Extracted records:
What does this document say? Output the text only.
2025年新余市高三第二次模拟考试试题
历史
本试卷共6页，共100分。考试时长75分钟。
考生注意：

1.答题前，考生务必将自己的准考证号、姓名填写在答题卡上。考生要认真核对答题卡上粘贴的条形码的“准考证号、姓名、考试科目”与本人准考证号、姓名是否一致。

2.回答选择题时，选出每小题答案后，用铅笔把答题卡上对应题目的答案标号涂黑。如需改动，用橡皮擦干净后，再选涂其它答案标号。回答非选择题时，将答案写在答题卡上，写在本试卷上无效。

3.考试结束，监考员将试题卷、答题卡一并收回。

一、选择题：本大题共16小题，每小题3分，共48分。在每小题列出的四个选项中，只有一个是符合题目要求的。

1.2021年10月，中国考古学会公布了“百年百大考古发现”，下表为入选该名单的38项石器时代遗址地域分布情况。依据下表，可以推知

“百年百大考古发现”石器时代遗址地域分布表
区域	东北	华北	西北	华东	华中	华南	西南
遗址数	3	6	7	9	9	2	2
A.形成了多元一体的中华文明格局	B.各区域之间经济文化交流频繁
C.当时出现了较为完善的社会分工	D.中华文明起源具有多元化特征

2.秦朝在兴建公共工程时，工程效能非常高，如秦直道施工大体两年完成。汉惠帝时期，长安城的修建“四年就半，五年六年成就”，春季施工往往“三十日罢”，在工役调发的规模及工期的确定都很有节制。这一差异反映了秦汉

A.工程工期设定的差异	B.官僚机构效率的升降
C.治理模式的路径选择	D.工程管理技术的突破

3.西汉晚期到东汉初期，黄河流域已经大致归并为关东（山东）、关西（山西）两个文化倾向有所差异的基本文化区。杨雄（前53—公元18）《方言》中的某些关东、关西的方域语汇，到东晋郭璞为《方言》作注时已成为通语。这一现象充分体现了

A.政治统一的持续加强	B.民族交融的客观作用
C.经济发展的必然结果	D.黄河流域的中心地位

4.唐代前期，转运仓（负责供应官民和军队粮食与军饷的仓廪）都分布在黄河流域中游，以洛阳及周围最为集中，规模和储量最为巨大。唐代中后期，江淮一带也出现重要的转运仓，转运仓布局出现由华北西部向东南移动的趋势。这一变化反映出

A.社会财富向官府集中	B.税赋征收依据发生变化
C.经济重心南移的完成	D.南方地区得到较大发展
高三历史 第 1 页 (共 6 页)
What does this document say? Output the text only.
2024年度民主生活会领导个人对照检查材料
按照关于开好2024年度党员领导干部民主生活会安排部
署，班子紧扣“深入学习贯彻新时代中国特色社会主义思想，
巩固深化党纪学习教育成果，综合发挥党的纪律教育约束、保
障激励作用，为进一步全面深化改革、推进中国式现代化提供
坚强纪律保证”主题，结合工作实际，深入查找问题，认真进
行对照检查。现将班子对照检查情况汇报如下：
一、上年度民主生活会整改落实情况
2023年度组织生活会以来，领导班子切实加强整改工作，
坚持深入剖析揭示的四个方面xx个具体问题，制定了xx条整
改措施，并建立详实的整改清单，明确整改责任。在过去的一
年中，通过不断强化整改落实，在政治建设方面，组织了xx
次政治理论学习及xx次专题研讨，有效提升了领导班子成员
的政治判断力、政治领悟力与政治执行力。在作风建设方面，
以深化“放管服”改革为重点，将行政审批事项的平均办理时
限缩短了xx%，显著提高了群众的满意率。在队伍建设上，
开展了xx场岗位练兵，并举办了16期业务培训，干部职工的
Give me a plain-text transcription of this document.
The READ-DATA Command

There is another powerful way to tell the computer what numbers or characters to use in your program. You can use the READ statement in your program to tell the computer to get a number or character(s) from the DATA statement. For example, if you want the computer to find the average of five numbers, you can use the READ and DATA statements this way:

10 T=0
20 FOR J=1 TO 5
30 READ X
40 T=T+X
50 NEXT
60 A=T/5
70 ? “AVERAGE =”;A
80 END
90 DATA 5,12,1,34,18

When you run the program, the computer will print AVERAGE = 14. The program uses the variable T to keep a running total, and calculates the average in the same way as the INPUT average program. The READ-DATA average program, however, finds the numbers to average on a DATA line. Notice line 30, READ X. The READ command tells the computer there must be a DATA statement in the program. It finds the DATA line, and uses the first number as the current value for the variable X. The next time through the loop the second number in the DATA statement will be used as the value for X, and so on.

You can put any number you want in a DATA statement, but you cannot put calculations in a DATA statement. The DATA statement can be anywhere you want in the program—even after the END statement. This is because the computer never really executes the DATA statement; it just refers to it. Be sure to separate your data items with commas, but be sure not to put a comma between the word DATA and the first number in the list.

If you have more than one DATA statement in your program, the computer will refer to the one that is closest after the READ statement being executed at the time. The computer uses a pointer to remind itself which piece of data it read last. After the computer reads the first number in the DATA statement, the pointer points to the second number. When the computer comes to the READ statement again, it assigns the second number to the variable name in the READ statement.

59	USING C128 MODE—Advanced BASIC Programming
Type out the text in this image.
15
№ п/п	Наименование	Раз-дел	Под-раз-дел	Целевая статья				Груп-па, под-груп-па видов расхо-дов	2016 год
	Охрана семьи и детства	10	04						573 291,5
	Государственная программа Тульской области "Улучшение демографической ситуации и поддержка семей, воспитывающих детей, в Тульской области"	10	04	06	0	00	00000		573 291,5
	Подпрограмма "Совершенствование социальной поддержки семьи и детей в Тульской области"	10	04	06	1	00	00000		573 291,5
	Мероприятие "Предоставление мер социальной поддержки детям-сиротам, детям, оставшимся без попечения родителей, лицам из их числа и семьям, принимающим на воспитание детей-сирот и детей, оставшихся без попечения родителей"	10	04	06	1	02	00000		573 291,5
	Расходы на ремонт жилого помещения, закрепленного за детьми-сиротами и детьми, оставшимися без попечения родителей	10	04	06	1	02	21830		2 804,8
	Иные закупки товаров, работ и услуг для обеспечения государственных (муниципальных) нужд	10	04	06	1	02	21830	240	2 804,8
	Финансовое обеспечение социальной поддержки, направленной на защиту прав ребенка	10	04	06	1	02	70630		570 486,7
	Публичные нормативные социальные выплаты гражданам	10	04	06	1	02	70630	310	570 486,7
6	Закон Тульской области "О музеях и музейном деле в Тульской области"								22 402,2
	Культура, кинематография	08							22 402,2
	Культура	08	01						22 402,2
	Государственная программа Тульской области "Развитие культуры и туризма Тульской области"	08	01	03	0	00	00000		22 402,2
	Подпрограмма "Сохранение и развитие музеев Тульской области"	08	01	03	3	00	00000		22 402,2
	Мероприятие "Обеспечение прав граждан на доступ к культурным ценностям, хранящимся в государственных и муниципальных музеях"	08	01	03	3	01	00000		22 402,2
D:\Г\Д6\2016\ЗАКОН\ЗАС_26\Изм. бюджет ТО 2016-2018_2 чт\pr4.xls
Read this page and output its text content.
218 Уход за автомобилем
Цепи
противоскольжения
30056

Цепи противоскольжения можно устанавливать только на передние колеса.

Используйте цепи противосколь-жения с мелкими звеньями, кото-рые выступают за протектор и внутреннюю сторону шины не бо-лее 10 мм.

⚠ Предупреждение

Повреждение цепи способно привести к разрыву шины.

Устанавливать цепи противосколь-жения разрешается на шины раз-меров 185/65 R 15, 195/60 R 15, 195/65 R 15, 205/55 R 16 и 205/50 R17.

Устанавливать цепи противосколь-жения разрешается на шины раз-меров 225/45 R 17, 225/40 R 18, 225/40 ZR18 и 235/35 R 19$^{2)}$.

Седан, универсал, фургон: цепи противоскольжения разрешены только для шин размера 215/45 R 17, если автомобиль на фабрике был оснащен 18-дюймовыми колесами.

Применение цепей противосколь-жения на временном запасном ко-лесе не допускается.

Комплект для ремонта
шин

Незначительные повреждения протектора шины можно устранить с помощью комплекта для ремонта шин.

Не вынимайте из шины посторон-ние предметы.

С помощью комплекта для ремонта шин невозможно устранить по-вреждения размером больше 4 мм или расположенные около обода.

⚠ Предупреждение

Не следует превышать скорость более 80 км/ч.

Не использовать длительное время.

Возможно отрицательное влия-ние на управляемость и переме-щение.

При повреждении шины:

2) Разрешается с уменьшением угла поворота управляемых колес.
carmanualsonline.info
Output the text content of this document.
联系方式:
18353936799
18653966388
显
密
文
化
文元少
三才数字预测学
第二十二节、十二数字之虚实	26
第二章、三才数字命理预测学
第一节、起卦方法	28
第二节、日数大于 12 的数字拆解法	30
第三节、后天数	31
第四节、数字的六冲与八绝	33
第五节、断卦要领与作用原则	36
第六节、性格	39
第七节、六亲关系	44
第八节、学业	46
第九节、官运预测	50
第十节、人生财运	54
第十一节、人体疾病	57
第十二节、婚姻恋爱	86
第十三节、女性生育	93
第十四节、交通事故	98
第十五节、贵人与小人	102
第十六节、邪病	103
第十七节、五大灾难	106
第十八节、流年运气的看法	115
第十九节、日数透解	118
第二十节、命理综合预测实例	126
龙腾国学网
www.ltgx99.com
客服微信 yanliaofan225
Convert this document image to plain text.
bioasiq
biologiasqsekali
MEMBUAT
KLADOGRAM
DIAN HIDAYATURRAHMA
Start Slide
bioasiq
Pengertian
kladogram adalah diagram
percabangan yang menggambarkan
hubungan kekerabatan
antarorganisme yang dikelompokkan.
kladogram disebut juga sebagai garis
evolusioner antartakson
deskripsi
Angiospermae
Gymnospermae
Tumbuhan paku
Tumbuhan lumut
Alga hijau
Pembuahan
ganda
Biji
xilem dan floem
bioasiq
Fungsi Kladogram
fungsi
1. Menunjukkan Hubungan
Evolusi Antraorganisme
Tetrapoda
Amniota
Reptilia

■ **Work to complete**
Read the data above. Pull out each line in which the string "устранить" appears.

■ **Finished task**
Незначительные повреждения протектора шины можно устранить с помощью комплекта для ремонта шин.
С помощью комплекта для ремонта шин невозможно устранить по-вреждения размером больше 4 мм или расположенные около обода.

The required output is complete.